------ RAW RECORDS
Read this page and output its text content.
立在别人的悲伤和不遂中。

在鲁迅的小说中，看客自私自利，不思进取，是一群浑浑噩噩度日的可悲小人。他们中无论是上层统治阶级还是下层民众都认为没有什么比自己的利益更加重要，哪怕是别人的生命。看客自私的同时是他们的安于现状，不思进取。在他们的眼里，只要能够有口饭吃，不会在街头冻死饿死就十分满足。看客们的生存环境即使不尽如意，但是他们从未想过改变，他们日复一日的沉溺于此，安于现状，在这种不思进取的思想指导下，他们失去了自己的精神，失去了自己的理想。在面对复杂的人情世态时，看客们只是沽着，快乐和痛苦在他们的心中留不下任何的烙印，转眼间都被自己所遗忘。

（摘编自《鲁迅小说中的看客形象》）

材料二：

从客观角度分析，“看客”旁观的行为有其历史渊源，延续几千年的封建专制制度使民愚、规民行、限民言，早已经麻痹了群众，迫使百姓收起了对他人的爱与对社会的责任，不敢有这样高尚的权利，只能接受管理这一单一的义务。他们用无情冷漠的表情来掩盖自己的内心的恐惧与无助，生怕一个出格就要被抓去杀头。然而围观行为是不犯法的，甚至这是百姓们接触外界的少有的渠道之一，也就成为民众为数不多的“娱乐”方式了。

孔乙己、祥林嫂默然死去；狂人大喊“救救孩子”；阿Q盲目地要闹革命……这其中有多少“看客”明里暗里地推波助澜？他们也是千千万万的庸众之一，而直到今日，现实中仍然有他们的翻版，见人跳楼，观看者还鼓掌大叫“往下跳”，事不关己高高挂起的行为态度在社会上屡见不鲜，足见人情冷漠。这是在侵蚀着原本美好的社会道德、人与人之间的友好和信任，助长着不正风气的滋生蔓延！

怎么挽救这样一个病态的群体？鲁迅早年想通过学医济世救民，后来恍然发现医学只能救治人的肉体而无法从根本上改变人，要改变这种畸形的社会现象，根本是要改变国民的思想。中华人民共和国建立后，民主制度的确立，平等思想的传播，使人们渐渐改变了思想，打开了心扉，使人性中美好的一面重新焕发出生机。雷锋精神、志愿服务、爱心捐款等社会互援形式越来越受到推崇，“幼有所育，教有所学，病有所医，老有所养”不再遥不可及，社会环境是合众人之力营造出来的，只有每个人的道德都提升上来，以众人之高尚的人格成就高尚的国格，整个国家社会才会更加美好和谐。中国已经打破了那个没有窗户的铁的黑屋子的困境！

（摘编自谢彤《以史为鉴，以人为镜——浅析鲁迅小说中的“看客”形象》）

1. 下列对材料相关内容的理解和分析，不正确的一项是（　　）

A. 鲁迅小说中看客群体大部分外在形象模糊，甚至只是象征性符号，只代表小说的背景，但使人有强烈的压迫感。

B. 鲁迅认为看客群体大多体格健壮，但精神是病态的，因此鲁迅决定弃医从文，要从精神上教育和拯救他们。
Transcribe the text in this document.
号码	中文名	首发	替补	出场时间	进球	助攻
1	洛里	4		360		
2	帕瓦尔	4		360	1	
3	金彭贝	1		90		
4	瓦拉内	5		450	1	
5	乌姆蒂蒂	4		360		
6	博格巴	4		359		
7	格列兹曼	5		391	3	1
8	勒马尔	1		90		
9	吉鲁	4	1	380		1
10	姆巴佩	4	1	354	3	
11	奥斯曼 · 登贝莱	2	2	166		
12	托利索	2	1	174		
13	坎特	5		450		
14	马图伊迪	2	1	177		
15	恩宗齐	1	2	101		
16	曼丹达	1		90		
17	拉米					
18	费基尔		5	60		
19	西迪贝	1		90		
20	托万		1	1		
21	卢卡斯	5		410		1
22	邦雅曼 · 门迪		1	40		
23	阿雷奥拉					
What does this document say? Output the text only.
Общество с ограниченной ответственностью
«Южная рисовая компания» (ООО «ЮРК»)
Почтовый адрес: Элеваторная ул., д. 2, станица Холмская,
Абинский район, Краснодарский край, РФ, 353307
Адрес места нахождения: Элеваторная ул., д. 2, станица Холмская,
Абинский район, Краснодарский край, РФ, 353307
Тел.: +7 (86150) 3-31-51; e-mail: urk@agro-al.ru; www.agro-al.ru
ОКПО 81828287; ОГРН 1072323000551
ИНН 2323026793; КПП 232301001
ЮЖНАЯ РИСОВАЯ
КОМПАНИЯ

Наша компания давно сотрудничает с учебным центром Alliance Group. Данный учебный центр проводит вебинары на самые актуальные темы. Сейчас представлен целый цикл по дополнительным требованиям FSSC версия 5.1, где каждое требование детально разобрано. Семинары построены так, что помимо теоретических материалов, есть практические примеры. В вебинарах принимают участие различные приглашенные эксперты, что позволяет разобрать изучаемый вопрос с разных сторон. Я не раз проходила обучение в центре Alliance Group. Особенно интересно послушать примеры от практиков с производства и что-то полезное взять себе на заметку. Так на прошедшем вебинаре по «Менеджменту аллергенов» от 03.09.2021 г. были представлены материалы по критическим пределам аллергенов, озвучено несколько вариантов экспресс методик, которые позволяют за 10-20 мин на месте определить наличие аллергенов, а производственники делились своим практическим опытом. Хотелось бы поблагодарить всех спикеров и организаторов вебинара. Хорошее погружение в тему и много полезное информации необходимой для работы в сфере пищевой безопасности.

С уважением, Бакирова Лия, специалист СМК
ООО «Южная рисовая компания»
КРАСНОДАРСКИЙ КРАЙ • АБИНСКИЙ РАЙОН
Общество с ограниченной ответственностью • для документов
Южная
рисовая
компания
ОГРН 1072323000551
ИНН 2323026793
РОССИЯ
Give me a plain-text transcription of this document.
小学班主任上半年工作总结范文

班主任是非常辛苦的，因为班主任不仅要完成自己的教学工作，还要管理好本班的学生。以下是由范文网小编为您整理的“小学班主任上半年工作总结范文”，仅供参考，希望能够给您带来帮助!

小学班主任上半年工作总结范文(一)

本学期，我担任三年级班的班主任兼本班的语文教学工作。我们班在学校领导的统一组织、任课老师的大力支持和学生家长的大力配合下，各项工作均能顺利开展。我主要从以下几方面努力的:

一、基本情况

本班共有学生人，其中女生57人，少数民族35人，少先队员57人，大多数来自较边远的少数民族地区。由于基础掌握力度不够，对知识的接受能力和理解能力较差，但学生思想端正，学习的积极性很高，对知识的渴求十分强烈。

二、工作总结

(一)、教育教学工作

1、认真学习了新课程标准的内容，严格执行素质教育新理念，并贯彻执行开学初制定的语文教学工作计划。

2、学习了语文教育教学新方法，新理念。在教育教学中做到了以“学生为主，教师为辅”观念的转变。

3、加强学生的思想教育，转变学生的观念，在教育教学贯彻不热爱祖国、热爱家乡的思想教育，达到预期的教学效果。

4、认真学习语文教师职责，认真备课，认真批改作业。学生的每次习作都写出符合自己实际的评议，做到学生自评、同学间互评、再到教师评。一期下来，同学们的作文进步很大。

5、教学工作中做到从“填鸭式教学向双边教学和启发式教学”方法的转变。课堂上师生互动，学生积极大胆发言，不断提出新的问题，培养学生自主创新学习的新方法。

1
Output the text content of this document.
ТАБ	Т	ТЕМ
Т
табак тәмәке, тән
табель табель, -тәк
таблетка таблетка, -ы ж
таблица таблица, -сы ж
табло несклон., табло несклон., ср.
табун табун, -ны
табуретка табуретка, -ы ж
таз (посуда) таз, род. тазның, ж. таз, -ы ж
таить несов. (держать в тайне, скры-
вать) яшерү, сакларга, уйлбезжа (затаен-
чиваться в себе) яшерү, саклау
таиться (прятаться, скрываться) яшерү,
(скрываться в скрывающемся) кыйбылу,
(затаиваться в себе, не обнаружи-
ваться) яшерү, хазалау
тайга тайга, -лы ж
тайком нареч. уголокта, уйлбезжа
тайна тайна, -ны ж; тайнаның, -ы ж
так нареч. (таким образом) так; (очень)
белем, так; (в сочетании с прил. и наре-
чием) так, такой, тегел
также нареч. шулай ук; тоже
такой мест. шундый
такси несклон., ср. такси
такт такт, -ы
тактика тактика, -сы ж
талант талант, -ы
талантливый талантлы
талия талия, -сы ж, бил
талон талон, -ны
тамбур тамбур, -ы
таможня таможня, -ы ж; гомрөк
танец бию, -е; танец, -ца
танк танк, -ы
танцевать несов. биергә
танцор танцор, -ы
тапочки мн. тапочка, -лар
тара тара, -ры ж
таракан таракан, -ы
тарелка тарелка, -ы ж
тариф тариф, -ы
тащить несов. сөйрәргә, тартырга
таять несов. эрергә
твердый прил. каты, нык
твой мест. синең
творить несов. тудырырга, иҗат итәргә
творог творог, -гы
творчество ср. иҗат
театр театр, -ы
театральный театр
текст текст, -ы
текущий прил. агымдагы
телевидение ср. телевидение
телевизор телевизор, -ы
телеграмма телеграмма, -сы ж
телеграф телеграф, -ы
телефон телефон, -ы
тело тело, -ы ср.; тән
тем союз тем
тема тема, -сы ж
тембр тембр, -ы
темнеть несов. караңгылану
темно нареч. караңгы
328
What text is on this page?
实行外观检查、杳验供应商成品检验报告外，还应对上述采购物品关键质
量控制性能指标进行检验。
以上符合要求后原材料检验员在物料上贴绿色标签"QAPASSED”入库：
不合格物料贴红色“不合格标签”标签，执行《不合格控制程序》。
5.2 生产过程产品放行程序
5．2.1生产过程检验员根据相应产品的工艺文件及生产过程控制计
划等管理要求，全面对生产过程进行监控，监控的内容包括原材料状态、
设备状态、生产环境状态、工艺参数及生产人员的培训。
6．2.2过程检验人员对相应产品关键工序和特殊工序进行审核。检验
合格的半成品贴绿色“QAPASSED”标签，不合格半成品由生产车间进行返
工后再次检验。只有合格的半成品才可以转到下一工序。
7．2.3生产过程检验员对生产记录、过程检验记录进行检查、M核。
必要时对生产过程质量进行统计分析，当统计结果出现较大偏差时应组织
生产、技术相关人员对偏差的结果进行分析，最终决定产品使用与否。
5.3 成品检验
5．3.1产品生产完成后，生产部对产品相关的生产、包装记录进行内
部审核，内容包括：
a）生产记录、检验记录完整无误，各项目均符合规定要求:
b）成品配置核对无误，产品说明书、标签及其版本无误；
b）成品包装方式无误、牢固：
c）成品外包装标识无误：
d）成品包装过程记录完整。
------------
EXERCISE AIM
Return every line containing "What".

SOLVED PROBLEM
What does this document say? Output the text only.
What text is on this page?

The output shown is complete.